→ **TEKS BACAAN**:
::::
BAB I PENDAHULUAN
A. Latar Belakang
Dalam industri, teknologi konstruksi merupakan salah satu teknologi yang memiliki andil dalam pengembangan berbagai sarana dan prasarana kebutuhan manusia. Perkembangannya yang semakin pesat tidak bisa dipisahkan dari teknik pengelasan dalam merancang suatu produk konstruksi. Bisa kita lihat hampir semua produk konstruksi sangat bergantung pada unsur pengelasan terutama dalam rancang bangun, dikarenakan pengelasan merupakan teknik penyambungan yang relatif lebih murah dan mudah dalam operasionalnya. Teknik pengelasan secara sekilas begitu sederhana, akan tetapi sebenarnya membutuhkan pengetahuan yang komperhensif dalam melakukan pengelasan untuk menghasilkan sambungan yang berkualitas, terutama faktor sifat logam yang bergantung pada perubahan suhu. Apabila suhu tinggi maka struktur kristal suatu logam akan mengembang dan besar sehingga logam menjadi lunak, sebaliknya jika suhu didinginkan maka struktur kristal logam mengecil sehingga logam menjadi keras. Hal ini menuntut perencanaan yang matang dalam pengelasan terutama terhadap faktor-faktor yang mempengaruhinya,
2
yaitu besar kecilnya sumber panas yang digunakan, kecepatan pengelasan dan bahan yang digunakan, serta dimensi dan fungsi dari benda kerja sendiri.
Pengelasan logam menghasilkan konfigurasi tiga bagian daerah logam, yang pertama logam lasan, yang kedua daerah pengaruh panas yang disebut Heat Affected Zone (HAZ), dan ketiga yaitu logam induk. Logam lasan adalah bagian dari logam pengisi las yang pada saat pengelasan mencair dan membeku seiring turunnya suhu. HAZ adalah logam induk yang bersebelahan dengan daerah logam lasan dan mengalami perubahan mikrostruktur karena pengaruh panas dari logam lasan yang mencair saat pengelasan kemudian menjadi dingin secara cepat karena pengaruh pendinginan. Daerah pengaruh panas (HAZ) merupakan daerah kritis dimana sering terjadi kerusakan maupun cacat. Logam induk merupakan logam inti yang tidak mengalami perubahan mikrostruktur. Perbedaan ketiga daerah logam tersebut terlihat jelas bila dilihat dengan alat bantu mikroskop.
::::
→ **BAHAN TERSEDIA**:

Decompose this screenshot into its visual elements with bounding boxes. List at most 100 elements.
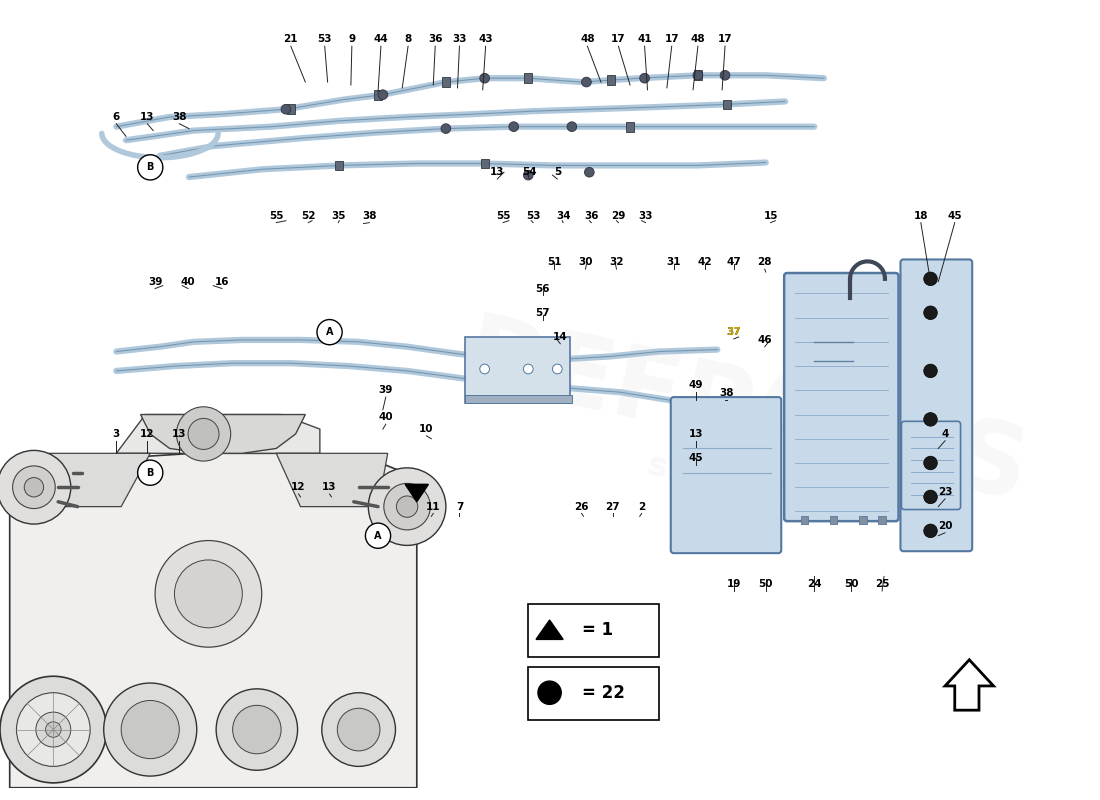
Text: 36: 36 <box>428 34 442 45</box>
Text: 55: 55 <box>496 211 510 221</box>
Text: 35: 35 <box>331 211 345 221</box>
Text: 13: 13 <box>322 482 337 492</box>
Bar <box>374 90 382 99</box>
Polygon shape <box>141 414 306 454</box>
Text: 41: 41 <box>637 34 652 45</box>
Text: 50: 50 <box>844 579 858 589</box>
Text: DEFPARTS: DEFPARTS <box>455 309 1037 522</box>
Circle shape <box>384 483 430 530</box>
Text: 29: 29 <box>612 211 626 221</box>
Circle shape <box>524 364 534 374</box>
Circle shape <box>524 170 534 180</box>
Text: A: A <box>374 530 382 541</box>
Polygon shape <box>276 454 387 506</box>
Bar <box>442 78 450 87</box>
Polygon shape <box>945 660 993 710</box>
Text: 50: 50 <box>759 579 773 589</box>
Text: 12: 12 <box>140 429 155 439</box>
Text: 48: 48 <box>580 34 595 45</box>
Circle shape <box>138 154 163 180</box>
Circle shape <box>509 122 518 131</box>
Text: 55: 55 <box>270 211 284 221</box>
Text: 53: 53 <box>526 211 540 221</box>
Bar <box>465 395 572 403</box>
Circle shape <box>45 722 62 738</box>
Bar <box>287 104 295 114</box>
Text: 3: 3 <box>112 429 120 439</box>
Circle shape <box>322 693 396 766</box>
Text: 37: 37 <box>726 327 741 337</box>
Circle shape <box>924 364 937 378</box>
Circle shape <box>480 74 490 83</box>
Text: 51: 51 <box>547 258 562 267</box>
Text: 33: 33 <box>638 211 652 221</box>
Text: 8: 8 <box>405 34 411 45</box>
Polygon shape <box>405 484 428 502</box>
Circle shape <box>36 712 70 747</box>
Circle shape <box>924 306 937 319</box>
Text: 38: 38 <box>719 388 734 398</box>
FancyBboxPatch shape <box>671 397 781 553</box>
Text: 45: 45 <box>947 211 962 221</box>
Text: 37: 37 <box>726 327 741 337</box>
Text: 14: 14 <box>553 332 568 342</box>
Text: 16: 16 <box>214 277 229 286</box>
Circle shape <box>368 468 446 546</box>
Text: 13: 13 <box>140 112 155 122</box>
Text: 38: 38 <box>362 211 376 221</box>
Text: 39: 39 <box>147 277 163 286</box>
Text: 6: 6 <box>112 112 120 122</box>
FancyBboxPatch shape <box>901 259 972 551</box>
Text: 57: 57 <box>536 308 550 318</box>
Circle shape <box>584 167 594 177</box>
Bar <box>859 516 867 524</box>
Circle shape <box>317 319 342 345</box>
FancyBboxPatch shape <box>901 422 960 510</box>
Text: 20: 20 <box>938 521 953 531</box>
Circle shape <box>924 490 937 504</box>
Text: 26: 26 <box>574 502 589 512</box>
Bar <box>525 74 532 83</box>
Bar <box>801 516 808 524</box>
Polygon shape <box>10 454 417 788</box>
Text: 34: 34 <box>556 211 571 221</box>
Bar <box>528 666 659 720</box>
Text: 33: 33 <box>452 34 466 45</box>
Text: 9: 9 <box>349 34 355 45</box>
Bar <box>829 516 837 524</box>
Bar <box>481 158 488 168</box>
Bar <box>336 161 343 170</box>
Text: 48: 48 <box>691 34 705 45</box>
Circle shape <box>155 541 262 647</box>
Text: 21: 21 <box>284 34 298 45</box>
Circle shape <box>480 364 490 374</box>
Circle shape <box>640 74 649 83</box>
Text: 43: 43 <box>478 34 493 45</box>
Text: = 22: = 22 <box>582 684 625 702</box>
Circle shape <box>232 706 282 754</box>
Text: 13: 13 <box>689 429 703 439</box>
Bar <box>878 516 886 524</box>
Circle shape <box>138 460 163 486</box>
Text: 25: 25 <box>874 579 889 589</box>
Circle shape <box>0 676 107 783</box>
Text: 39: 39 <box>378 386 393 395</box>
Text: 40: 40 <box>378 413 393 422</box>
Text: 5: 5 <box>553 167 561 178</box>
Text: 15: 15 <box>763 211 778 221</box>
Bar <box>528 603 659 657</box>
Circle shape <box>103 683 197 776</box>
Circle shape <box>720 70 730 80</box>
Circle shape <box>365 523 390 548</box>
Text: 30: 30 <box>579 258 593 267</box>
Circle shape <box>582 78 592 87</box>
Text: 17: 17 <box>612 34 626 45</box>
Bar <box>626 122 634 131</box>
Text: 32: 32 <box>609 258 624 267</box>
Circle shape <box>441 124 451 134</box>
Text: 27: 27 <box>605 502 620 512</box>
Circle shape <box>924 456 937 470</box>
Circle shape <box>566 122 576 131</box>
Text: 13: 13 <box>490 167 505 178</box>
Text: 18: 18 <box>914 211 928 221</box>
::::
→ **TUGAS LATIHAN**:
(1) Sunting baris-baris daftar mulai dari baris yang memuat "Text: 36: 36 <box>428 34 442 45</box>" sampai baris yang memuat "Bar <box>442 78 450 87</box>", keduanya termasuk. Ganti "Circle shape" dengan "Lingkaran", biarkan selebihnya tetap, lalu tuliskan baris-baris itu saja.
(2) Bagaimana kelanjutan teks tentang pengelasan setelah kalimat terakhirnya? Tuliskan lanjutannya.
Daftar tersebut tidak ada hubungannya dengan teks tentang pengelasan.

→ **HASIL PENGERJAAN**:
(1)
Text: 36: 36 <box>428 34 442 45</box>
Text: 55: 55 <box>496 211 510 221</box>
Text: 35: 35 <box>331 211 345 221</box>
Text: 13: 13 <box>322 482 337 492</box>
Bar <box>374 90 382 99</box>
Polygon shape <box>141 414 306 454</box>
Text: 41: 41 <box>637 34 652 45</box>
Text: 50: 50 <box>844 579 858 589</box>
Text: DEFPARTS: DEFPARTS <box>455 309 1037 522</box>
Lingkaran <box>384 483 430 530</box>
Text: 29: 29 <box>612 211 626 221</box>
Lingkaran <box>524 364 534 374</box>
Lingkaran <box>524 170 534 180</box>
Text: A: A <box>374 530 382 541</box>
Polygon shape <box>276 454 387 506</box>
Bar <box>442 78 450 87</box>

(2)
Proses Pengelasan bimetal yang dilakukan di PT. Multi Fabrindo Gemilang (Cilegon) diaplikasikan untuk proses pembuatan bejana tekan (pressure vessel). Dilihat dari segi ekonomisnya dapat menghemat biaya material baja tahan karat (stainless steel) yang relatif lebih mahal dibandingkan dengan material baja karbon (carbon steel).
Penelitian yang telah dilakukan pada Pengelasan Bimetal adalah Pengelasan Antara Baja Karbon Rendah ST 37 dan Baja Tahan Karat (Austenitic), Proses
3
pengelasan yang digunakan adalah proses pengelasan (SMAW) dengan arus 60 A. Elektroda yang digunakan adalah E 309 dan R 990. Percobaan ini bertujuan untuk mengetahui pengaruh sifat mekaniknya. Dan hasilnya menunjukkan terjadi penggetasan baja tahan karat karena pengendapan krom yang disebabkan oleh preheat (terlalu lama), maka dari itu Heat input dipertahankan rendah untuk menghindari retak atau embrittelment. (Widia Setiawan dan Nugroho Santoso, UGM : 2006).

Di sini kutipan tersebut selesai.